— begin Given entries —

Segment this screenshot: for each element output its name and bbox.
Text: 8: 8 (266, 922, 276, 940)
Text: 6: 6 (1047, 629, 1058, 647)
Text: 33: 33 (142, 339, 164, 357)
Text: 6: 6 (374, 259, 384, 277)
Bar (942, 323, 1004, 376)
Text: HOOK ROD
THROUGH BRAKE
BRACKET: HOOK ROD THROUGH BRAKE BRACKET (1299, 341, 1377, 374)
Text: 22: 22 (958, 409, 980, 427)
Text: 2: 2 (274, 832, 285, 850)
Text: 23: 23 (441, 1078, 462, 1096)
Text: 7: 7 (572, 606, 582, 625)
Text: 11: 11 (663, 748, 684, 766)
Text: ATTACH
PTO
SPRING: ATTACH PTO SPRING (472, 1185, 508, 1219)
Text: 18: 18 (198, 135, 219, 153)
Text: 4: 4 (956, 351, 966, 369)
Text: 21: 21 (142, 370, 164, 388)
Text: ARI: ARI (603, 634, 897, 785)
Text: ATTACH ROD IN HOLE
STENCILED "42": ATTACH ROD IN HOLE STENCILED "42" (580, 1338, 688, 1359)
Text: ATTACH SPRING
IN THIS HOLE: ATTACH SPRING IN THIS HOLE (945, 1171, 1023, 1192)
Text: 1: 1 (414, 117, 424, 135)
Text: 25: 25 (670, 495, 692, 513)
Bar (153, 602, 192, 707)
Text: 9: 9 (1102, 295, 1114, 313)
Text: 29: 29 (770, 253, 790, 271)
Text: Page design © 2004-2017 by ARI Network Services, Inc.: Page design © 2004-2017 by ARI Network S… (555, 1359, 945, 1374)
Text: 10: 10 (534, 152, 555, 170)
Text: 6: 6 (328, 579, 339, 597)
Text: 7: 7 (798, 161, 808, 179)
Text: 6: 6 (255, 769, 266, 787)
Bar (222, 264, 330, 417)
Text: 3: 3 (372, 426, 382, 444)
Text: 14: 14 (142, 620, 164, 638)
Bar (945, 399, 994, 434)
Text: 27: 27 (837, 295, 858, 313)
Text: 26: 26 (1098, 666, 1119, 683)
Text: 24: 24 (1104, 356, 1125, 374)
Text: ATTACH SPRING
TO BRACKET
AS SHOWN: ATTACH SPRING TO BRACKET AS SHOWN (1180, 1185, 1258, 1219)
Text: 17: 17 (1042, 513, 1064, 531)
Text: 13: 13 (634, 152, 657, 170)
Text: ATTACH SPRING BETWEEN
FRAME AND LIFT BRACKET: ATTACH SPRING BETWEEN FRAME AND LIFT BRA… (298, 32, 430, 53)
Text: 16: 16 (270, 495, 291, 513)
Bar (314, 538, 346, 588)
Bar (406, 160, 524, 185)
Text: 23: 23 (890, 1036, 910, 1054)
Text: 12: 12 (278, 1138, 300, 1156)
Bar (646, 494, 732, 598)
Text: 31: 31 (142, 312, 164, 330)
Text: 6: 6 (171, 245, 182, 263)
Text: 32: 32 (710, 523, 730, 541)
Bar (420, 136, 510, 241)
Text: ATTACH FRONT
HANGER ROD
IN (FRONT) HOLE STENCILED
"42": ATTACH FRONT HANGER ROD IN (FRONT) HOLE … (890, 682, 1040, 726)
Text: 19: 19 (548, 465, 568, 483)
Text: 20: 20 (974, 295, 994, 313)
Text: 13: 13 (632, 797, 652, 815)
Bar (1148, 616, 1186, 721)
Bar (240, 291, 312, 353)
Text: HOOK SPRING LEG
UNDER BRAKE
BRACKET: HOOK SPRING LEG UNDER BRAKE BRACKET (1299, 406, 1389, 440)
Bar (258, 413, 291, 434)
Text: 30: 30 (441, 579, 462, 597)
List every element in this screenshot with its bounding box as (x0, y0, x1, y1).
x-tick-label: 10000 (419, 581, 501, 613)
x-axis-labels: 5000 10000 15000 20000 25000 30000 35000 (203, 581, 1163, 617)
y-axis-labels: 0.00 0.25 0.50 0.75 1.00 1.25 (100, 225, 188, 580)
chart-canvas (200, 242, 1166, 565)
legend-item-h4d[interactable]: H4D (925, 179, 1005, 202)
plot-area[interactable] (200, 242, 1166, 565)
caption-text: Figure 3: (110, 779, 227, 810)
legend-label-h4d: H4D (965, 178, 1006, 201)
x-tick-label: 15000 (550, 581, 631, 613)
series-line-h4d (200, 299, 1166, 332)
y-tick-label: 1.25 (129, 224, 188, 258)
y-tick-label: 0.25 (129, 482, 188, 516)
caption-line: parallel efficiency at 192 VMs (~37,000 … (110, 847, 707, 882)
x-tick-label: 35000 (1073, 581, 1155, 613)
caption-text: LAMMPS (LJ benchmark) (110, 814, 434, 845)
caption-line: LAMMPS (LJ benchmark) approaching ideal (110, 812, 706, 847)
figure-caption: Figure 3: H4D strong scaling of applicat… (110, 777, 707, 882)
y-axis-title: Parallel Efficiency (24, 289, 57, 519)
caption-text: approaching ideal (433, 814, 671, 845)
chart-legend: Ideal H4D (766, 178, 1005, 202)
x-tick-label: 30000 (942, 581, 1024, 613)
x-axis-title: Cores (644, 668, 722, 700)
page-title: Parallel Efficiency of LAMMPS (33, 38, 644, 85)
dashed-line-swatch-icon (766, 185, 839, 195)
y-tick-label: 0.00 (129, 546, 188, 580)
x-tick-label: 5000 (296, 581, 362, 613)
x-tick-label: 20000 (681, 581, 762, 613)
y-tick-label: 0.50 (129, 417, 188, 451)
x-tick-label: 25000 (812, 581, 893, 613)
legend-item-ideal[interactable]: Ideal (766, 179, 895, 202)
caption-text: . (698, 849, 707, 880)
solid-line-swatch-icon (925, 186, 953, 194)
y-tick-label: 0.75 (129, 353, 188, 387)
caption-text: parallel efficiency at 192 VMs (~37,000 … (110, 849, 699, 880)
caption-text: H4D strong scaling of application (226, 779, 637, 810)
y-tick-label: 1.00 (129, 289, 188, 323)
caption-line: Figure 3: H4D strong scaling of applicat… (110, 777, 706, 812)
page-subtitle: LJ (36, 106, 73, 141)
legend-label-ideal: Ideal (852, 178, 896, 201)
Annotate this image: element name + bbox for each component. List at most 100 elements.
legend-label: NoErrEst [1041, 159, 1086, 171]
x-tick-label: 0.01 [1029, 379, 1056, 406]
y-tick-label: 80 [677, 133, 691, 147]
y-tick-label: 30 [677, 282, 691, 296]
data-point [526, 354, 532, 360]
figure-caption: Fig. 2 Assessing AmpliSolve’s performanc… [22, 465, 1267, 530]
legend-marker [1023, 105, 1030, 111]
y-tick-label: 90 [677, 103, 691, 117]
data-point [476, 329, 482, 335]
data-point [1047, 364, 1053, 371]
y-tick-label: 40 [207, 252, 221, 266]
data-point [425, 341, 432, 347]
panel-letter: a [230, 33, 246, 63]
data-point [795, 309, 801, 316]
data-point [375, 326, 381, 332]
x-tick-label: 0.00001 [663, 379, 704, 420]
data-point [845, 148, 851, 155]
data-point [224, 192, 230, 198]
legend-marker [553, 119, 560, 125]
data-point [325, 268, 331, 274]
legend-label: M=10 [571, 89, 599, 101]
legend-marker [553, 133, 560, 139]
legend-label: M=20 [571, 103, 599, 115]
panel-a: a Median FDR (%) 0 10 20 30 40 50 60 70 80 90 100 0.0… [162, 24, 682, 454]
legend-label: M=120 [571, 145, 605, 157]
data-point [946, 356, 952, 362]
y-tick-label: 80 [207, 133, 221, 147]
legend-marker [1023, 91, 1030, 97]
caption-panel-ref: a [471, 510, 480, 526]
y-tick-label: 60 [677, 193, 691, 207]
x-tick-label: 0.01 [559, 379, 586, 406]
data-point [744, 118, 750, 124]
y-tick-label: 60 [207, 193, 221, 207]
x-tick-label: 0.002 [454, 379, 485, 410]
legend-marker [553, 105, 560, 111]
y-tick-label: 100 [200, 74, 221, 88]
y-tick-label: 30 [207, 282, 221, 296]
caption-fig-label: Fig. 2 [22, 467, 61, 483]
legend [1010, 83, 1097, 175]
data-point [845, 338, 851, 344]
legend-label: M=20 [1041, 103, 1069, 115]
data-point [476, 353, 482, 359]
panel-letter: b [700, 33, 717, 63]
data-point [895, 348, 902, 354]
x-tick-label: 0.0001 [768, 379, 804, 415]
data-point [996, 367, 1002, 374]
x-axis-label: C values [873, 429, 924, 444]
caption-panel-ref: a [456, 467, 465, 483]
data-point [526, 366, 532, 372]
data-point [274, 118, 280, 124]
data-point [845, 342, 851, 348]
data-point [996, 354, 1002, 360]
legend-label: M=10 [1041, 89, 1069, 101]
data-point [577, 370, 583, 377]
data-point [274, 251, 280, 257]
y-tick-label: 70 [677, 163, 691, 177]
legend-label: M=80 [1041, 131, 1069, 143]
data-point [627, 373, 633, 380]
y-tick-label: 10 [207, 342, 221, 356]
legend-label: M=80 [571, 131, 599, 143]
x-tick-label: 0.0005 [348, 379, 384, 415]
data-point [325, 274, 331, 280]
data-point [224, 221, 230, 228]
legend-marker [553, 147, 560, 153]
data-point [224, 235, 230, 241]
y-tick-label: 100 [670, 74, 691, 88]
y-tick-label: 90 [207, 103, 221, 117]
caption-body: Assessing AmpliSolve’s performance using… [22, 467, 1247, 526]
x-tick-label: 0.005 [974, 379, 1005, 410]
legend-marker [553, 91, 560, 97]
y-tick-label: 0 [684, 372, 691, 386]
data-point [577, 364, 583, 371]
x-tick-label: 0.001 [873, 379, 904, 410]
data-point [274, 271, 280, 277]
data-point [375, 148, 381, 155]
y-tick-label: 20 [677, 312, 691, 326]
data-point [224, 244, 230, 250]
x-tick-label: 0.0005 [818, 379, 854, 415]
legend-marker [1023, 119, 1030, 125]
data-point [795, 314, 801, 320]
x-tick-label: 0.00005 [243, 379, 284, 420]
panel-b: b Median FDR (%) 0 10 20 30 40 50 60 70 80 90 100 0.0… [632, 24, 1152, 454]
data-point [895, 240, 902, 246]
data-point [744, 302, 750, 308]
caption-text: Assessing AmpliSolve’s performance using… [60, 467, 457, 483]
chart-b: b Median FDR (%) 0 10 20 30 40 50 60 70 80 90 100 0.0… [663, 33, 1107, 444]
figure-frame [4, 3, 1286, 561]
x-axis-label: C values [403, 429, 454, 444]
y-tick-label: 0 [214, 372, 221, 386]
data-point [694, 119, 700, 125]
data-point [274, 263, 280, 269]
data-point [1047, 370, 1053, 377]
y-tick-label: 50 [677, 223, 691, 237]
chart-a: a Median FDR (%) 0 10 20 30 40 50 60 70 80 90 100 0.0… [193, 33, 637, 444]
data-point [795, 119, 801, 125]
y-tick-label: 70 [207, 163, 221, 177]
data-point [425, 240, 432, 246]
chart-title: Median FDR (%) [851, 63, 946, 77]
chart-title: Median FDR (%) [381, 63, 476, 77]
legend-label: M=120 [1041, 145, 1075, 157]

— end Given entries —

Exercise task: Return the lines of the entries unchanged, beginning with the first line and ending with the line that contains "Text: 13: 13 (634, 152, 657, 170)", including that line.

Task solution:
Segment this screenshot: for each element output its name and bbox.
Text: 8: 8 (266, 922, 276, 940)
Text: 6: 6 (1047, 629, 1058, 647)
Text: 33: 33 (142, 339, 164, 357)
Text: 6: 6 (374, 259, 384, 277)
Bar (942, 323, 1004, 376)
Text: HOOK ROD
THROUGH BRAKE
BRACKET: HOOK ROD THROUGH BRAKE BRACKET (1299, 341, 1377, 374)
Text: 22: 22 (958, 409, 980, 427)
Text: 2: 2 (274, 832, 285, 850)
Text: 23: 23 (441, 1078, 462, 1096)
Text: 7: 7 (572, 606, 582, 625)
Text: 11: 11 (663, 748, 684, 766)
Text: ATTACH
PTO
SPRING: ATTACH PTO SPRING (472, 1185, 508, 1219)
Text: 18: 18 (198, 135, 219, 153)
Text: 4: 4 (956, 351, 966, 369)
Text: 21: 21 (142, 370, 164, 388)
Text: ARI: ARI (603, 634, 897, 785)
Text: ATTACH ROD IN HOLE
STENCILED "42": ATTACH ROD IN HOLE STENCILED "42" (580, 1338, 688, 1359)
Text: ATTACH SPRING
IN THIS HOLE: ATTACH SPRING IN THIS HOLE (945, 1171, 1023, 1192)
Text: 1: 1 (414, 117, 424, 135)
Text: 25: 25 (670, 495, 692, 513)
Bar (153, 602, 192, 707)
Text: 9: 9 (1102, 295, 1114, 313)
Text: 29: 29 (770, 253, 790, 271)
Text: Page design © 2004-2017 by ARI Network Services, Inc.: Page design © 2004-2017 by ARI Network S… (555, 1359, 945, 1374)
Text: 10: 10 (534, 152, 555, 170)
Text: 6: 6 (328, 579, 339, 597)
Text: 7: 7 (798, 161, 808, 179)
Text: 6: 6 (255, 769, 266, 787)
Bar (222, 264, 330, 417)
Text: 3: 3 (372, 426, 382, 444)
Text: 14: 14 (142, 620, 164, 638)
Bar (945, 399, 994, 434)
Text: 27: 27 (837, 295, 858, 313)
Text: 26: 26 (1098, 666, 1119, 683)
Text: 24: 24 (1104, 356, 1125, 374)
Text: ATTACH SPRING
TO BRACKET
AS SHOWN: ATTACH SPRING TO BRACKET AS SHOWN (1180, 1185, 1258, 1219)
Text: 17: 17 (1042, 513, 1064, 531)
Text: 13: 13 (634, 152, 657, 170)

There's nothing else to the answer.